_What the task asks:_
Transcribe part of the dancing-monkeys problem, starting at the words "At t = 2 -> c,b,e,d,a,f" and stopping after the words "answer is 6.".

_Article:_
(begin)

N monkeys are invited to a party where they start dancing. They dance in a circular formation, very similar to a Gujarati Garba or a Drum Circle. The dance requires the monkeys to constantly change positions after every 1 second.

The change of position is not random & you, in the audience, observe a pattern. Monkeys are very disciplined & follow a specific pattern while dancing.

Consider N = 6, and an array monkeys = {3,6,5,4,1,2}.

This array (1-indexed) is the dancing pattern. The value at monkeys[i], indicates the new of position of the monkey who is standing at the ith position.

Given N & the array monkeys[ ], find the time after which all monkeys are in the initial positions for the 1st time.

Constraints

1<=t<=10 (test cases)

1<=N<=10000 (Number of monkeys)

Input Format

First line contains single integer t, denoting the number of test cases.

Each test case is as follows -

Integer N denoting the number of monkeys.

Next line contains N integer denoting the dancing pattern array, monkeys[].

Output

t lines,

Each line must contain a single integer T, where T is the minimum number of seconds after which all the monkeys are in their initial position.

Timeout

1

Explanation
Example 1

Input

1

6

3 6 5 4 1 2

Output

6

Explanation

Consider N = 6, and an array monkeys = {3,6,5,4,1,2}.

Suppose monkeys are a,b,c,d,e,f, & Initial position (at t = 0) -> a,b,c,d,e,f

At t = 1 -> e,f,a,d,c,b

a will move to 3rd position, b will move to 6th position, c will move to 5th position, d will move to 4th position, e will move to 1st position and f will move to 2nd position. Thus from a,b,c,d,e,f at t =0, we get e,f,a,d,c,b at t =1. Recursively applying same transpositions, we get following positions for different values of t.

At t = 2 -> c,b,e,d,a,f

At t = 3 -> a,f,c,d,e,b

At t = 4 -> e,b,a,d,c,f

At t = 5 -> c,f,e,d,a,b

At t = 6 -> a,b,c,d,e,f

Since at t = 6, we got the original position, therefore the answer is 6.

(end)

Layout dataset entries
(begin)

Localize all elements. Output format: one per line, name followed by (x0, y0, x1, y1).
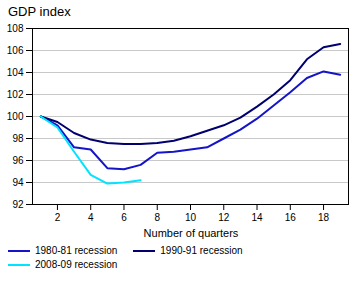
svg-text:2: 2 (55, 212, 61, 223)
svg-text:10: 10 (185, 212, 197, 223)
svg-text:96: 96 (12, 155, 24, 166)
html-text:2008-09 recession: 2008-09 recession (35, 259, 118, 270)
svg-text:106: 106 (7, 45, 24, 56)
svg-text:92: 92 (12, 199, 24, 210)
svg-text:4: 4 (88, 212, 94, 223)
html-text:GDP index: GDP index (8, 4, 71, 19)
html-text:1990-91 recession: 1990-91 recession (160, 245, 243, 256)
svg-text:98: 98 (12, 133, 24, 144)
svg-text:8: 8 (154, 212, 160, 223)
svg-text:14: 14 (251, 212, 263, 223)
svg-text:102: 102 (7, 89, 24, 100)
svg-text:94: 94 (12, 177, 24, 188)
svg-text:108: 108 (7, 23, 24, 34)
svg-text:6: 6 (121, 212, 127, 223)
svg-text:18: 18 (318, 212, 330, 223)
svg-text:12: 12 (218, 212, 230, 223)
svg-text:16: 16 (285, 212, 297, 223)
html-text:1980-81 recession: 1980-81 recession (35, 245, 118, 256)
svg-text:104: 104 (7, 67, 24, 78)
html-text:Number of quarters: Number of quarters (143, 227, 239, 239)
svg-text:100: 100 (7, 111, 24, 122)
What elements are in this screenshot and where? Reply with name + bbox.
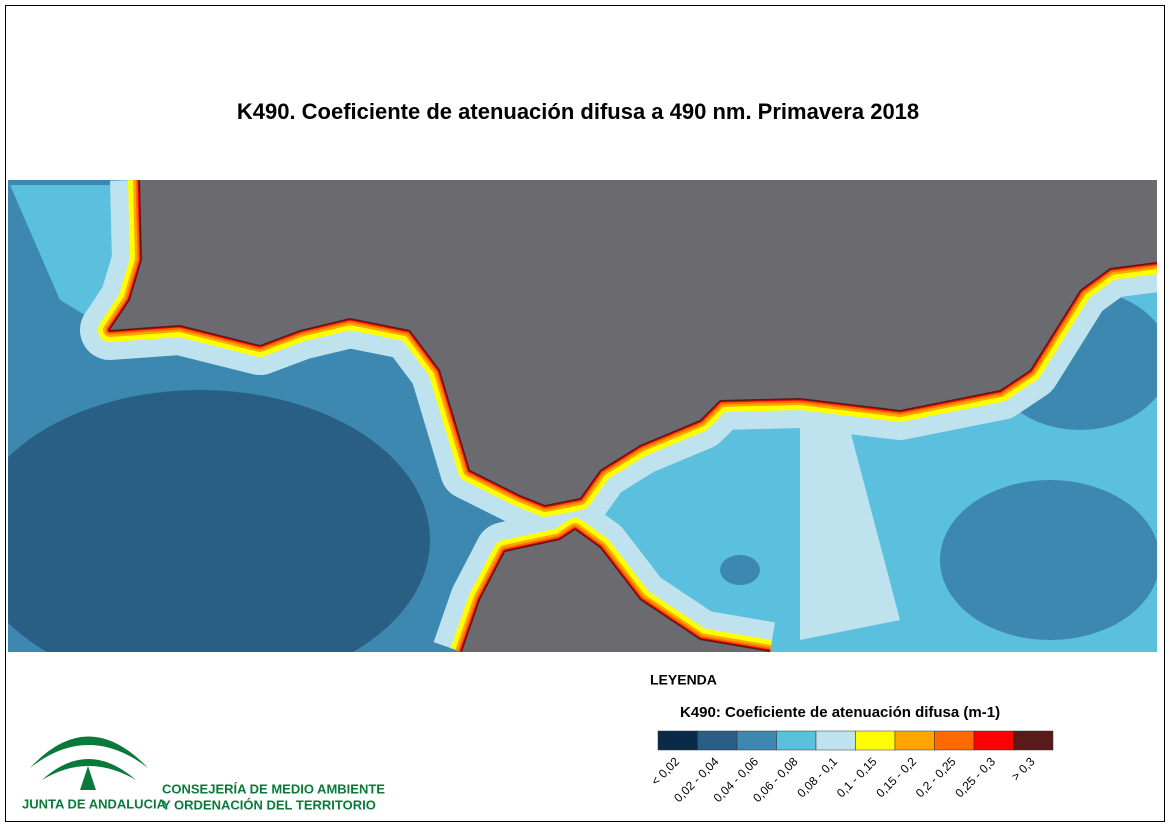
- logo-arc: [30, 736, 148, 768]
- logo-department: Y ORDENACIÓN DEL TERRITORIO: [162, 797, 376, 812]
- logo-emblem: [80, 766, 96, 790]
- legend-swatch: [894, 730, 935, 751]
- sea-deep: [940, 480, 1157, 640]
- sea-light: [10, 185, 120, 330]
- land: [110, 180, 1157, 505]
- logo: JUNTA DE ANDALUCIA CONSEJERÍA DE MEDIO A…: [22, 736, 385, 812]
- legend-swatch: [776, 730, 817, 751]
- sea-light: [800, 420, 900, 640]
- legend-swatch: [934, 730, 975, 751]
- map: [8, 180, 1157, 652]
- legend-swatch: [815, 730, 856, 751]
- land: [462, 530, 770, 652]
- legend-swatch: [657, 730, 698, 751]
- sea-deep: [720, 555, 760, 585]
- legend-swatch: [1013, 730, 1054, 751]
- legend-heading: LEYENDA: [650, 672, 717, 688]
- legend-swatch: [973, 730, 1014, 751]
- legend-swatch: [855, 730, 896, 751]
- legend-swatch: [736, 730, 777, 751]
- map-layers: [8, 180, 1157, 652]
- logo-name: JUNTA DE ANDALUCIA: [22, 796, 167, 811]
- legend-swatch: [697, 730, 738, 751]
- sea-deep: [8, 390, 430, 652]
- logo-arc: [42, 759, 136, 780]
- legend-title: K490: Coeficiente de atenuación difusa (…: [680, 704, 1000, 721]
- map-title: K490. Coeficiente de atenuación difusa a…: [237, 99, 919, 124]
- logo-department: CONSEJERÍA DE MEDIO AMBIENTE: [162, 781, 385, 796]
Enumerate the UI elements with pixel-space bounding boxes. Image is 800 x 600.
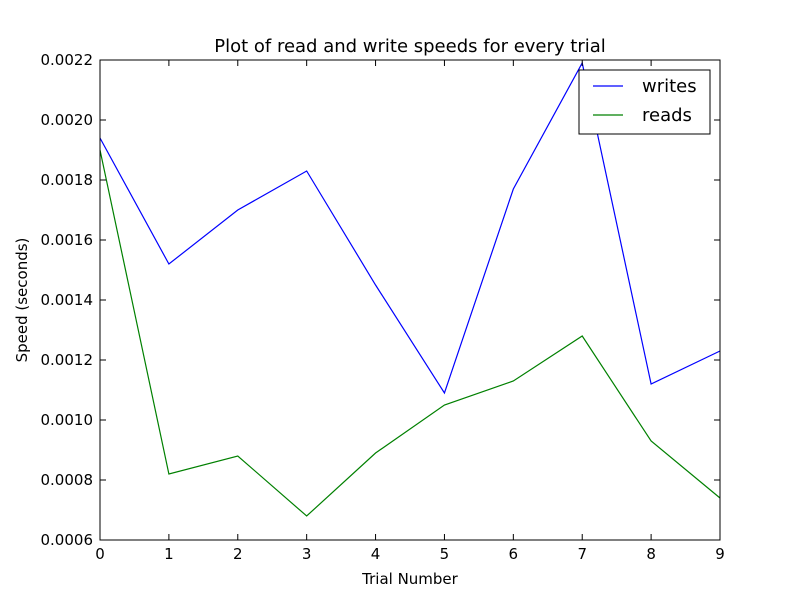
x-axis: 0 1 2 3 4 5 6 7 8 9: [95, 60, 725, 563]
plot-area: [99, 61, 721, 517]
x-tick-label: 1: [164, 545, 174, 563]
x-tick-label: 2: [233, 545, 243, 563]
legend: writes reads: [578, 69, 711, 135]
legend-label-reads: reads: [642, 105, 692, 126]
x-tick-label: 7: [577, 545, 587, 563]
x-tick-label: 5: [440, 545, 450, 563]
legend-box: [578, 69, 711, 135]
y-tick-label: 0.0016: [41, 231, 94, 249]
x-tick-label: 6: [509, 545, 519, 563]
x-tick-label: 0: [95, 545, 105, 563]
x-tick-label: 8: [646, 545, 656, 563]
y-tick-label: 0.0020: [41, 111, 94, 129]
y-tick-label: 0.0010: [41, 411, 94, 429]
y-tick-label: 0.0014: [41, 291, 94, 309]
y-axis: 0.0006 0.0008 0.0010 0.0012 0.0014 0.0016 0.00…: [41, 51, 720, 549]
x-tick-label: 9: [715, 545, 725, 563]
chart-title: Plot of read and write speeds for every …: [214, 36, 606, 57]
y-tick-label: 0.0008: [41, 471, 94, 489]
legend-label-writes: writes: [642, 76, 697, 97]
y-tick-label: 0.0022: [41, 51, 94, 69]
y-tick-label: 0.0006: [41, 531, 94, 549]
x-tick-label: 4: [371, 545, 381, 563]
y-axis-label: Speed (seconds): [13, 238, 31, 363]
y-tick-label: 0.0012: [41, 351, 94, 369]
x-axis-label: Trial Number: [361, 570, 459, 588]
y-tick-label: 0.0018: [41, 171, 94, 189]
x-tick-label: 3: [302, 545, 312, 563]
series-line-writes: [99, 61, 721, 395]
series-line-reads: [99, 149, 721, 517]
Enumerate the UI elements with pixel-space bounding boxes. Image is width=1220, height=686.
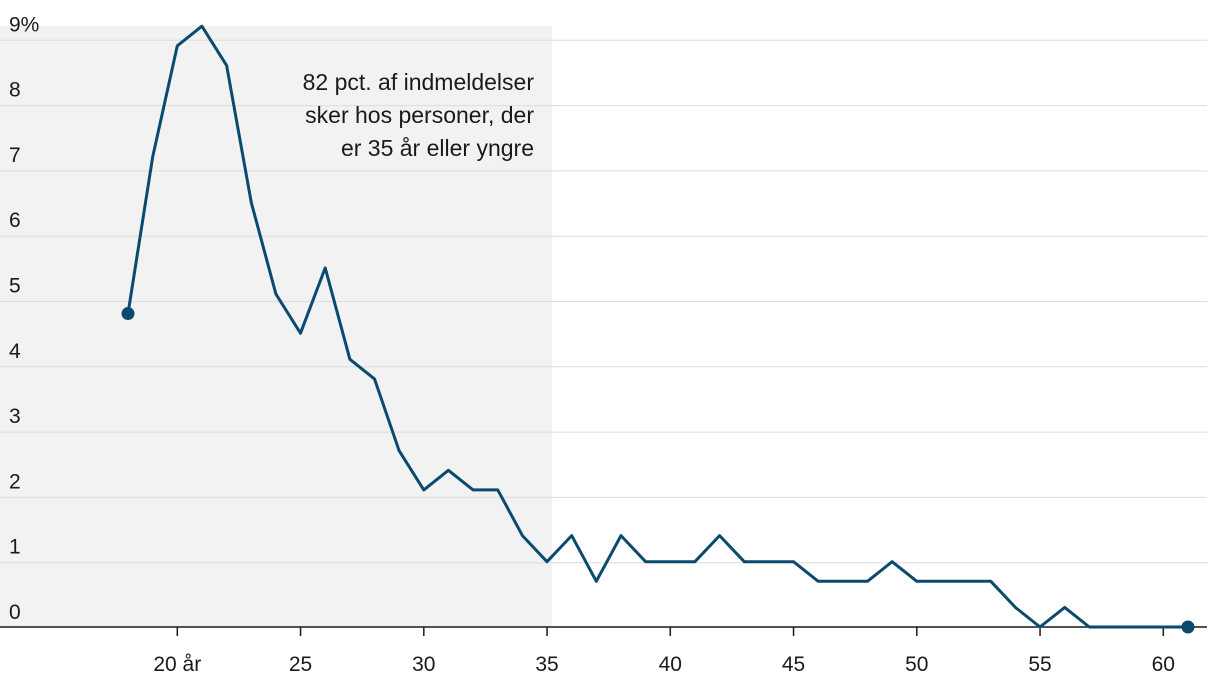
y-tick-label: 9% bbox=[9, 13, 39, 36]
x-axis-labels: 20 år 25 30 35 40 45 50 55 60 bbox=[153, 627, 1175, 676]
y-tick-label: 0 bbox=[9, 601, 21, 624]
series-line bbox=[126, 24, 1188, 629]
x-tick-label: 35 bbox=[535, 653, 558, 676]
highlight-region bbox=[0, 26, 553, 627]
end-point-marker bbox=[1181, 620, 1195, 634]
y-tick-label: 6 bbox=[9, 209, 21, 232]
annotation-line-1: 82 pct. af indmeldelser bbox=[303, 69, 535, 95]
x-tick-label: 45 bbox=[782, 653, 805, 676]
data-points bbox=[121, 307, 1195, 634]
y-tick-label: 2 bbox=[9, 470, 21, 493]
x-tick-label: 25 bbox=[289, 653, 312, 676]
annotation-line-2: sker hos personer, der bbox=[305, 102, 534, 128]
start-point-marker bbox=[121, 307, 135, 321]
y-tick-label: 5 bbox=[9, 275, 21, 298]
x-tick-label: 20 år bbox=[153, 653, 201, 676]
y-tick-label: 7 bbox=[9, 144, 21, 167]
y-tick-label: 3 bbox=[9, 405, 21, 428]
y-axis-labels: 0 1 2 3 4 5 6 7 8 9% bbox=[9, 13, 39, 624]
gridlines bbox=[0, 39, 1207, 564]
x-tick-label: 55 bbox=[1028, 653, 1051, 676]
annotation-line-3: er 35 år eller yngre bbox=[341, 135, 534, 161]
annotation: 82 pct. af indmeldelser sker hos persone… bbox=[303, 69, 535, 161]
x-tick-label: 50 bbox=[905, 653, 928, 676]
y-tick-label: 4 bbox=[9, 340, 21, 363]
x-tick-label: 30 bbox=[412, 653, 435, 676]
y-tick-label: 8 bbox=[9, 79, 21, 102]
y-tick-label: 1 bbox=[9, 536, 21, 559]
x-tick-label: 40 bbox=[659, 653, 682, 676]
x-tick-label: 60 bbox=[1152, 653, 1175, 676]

(end)

_Exercise answer:_
At t = 2 -> c,b,e,d,a,f

At t = 3 -> a,f,c,d,e,b

At t = 4 -> e,b,a,d,c,f

At t = 5 -> c,f,e,d,a,b

At t = 6 -> a,b,c,d,e,f

Since at t = 6, we got the original position, therefore the answer is 6.